- NY 9X highlighted in red

Route information
- Auxiliary route of US 9
- Maintained by NYSDH
- Length: 1.83 mi (2.95 km)
- Existed: April 1935–1940s

Major junctions
- South end: US 9 in Inwood
- North end: US 9 in Kingsbridge

Location
- Country: United States
- State: New York
- Counties: New York, Bronx

Highway system
- New York Highways; Interstate; US; State; Reference; Parkways;
| ← US 9W |  | → NY 10 |

= New York State Route 9X =

Former state highway in New York State

New York State Route 9X (NY 9X) was a 1.83 mi state highway located within New York City. It served as an alternate route of U.S. Route 9 (US 9) through Manhattan and the Bronx. The southern terminus of the route was in the Manhattan neighborhood of Inwood; its northern terminus was in the Bronx neighborhood of Kingsbridge. NY 9X was assigned in April 1935; however, the road had been signed as a numbered highway since 1934. The designation was removed entirely in the 1940s.

Extracted information.
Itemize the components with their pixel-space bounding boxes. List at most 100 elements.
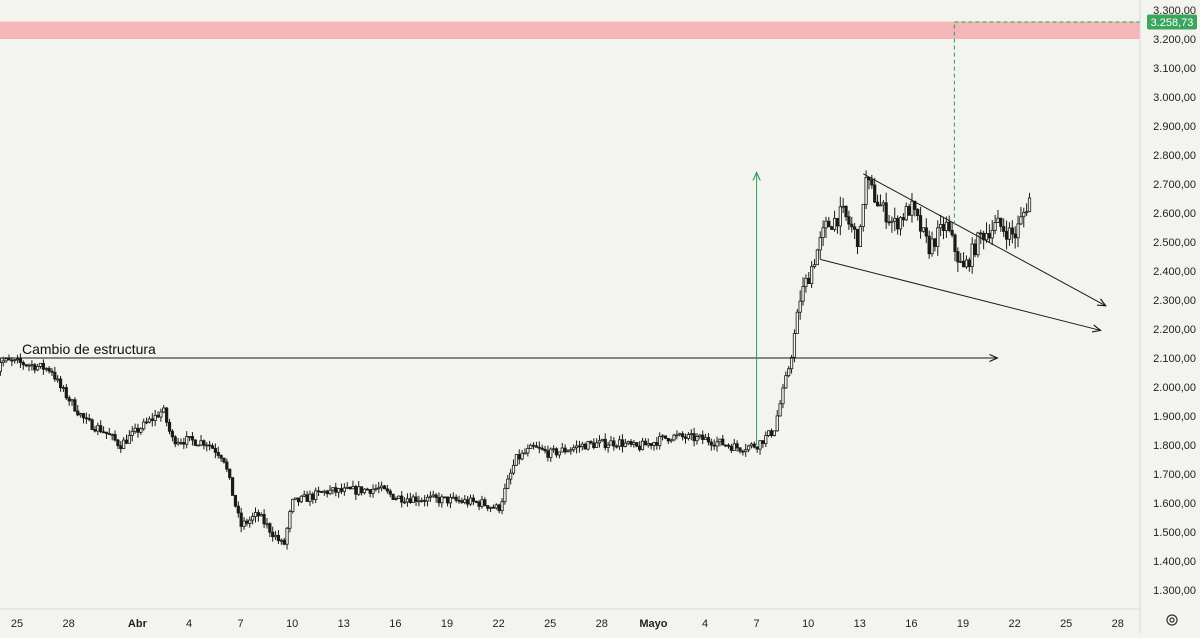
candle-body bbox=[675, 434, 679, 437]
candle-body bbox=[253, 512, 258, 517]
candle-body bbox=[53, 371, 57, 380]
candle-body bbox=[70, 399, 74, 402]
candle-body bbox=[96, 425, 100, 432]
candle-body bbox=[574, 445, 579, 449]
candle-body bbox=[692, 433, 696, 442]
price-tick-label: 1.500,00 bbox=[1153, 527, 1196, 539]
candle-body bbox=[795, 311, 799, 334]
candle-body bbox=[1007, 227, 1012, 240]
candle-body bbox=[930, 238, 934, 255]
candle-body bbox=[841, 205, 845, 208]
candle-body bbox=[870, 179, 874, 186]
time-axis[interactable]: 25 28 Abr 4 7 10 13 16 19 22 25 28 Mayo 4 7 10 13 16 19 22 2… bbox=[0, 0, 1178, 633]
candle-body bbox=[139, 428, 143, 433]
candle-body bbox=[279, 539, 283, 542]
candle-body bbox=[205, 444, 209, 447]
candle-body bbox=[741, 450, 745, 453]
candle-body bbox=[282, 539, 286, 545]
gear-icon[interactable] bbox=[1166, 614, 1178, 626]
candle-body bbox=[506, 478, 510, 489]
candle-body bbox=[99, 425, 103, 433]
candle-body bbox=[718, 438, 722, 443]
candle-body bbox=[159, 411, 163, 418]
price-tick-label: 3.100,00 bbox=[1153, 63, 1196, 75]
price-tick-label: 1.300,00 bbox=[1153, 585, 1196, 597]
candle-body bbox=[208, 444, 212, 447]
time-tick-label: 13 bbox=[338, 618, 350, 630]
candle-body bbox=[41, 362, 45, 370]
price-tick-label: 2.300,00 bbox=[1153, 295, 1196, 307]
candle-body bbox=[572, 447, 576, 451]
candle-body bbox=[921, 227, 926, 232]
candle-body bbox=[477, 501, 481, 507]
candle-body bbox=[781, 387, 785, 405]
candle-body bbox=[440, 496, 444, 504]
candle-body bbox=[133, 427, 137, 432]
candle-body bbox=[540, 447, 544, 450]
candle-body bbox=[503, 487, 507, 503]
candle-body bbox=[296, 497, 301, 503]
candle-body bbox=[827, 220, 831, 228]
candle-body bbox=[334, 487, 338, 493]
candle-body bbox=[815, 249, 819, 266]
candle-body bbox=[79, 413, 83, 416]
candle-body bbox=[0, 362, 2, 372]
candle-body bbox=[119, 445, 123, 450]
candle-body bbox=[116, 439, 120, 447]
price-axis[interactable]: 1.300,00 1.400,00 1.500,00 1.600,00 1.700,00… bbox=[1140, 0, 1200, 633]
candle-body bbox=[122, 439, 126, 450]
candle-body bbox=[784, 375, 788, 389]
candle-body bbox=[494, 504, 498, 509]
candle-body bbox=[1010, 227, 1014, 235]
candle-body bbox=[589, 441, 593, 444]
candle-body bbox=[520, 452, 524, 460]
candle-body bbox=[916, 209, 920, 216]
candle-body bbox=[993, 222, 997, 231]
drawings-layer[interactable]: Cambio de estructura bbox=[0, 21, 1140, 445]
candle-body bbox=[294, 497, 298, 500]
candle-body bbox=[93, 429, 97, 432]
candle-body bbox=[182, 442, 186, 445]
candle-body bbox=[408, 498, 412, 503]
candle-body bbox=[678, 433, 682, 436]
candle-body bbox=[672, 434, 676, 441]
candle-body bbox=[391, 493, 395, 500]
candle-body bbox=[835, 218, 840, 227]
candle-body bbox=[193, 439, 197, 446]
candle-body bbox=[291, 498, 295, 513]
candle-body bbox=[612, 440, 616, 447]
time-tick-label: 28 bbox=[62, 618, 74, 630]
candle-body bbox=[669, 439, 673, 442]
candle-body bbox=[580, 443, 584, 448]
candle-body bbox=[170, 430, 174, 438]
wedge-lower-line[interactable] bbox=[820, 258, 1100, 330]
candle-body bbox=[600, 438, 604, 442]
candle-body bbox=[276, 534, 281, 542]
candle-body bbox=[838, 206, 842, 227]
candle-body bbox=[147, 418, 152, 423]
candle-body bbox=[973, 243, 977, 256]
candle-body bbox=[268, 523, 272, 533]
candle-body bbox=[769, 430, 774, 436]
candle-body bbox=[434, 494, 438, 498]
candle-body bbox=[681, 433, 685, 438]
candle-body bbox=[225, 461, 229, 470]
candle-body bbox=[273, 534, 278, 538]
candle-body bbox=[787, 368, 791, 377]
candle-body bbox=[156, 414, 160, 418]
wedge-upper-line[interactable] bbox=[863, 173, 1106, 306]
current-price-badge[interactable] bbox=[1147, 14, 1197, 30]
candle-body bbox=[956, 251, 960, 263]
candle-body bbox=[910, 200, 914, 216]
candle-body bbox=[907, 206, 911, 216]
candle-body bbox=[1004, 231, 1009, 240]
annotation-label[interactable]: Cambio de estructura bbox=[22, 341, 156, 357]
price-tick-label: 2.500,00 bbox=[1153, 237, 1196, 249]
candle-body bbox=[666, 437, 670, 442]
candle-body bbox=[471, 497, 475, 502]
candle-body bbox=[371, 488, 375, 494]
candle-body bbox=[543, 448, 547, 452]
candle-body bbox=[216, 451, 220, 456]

Jobs.
#1 In the NY 9X entry, which Manhattan neighborhood held the southern terminus of the route?
#2 Set down, word for word, the stretch of the NY 9X entry from "Former state highway" through "in the 1940s.".

Replies.
#1 Inwood

#2
Former state highway in New York State

New York State Route 9X (NY 9X) was a 1.83 mi state highway located within New York City. It served as an alternate route of U.S. Route 9 (US 9) through Manhattan and the Bronx. The southern terminus of the route was in the Manhattan neighborhood of Inwood; its northern terminus was in the Bronx neighborhood of Kingsbridge. NY 9X was assigned in April 1935; however, the road had been signed as a numbered highway since 1934. The designation was removed entirely in the 1940s.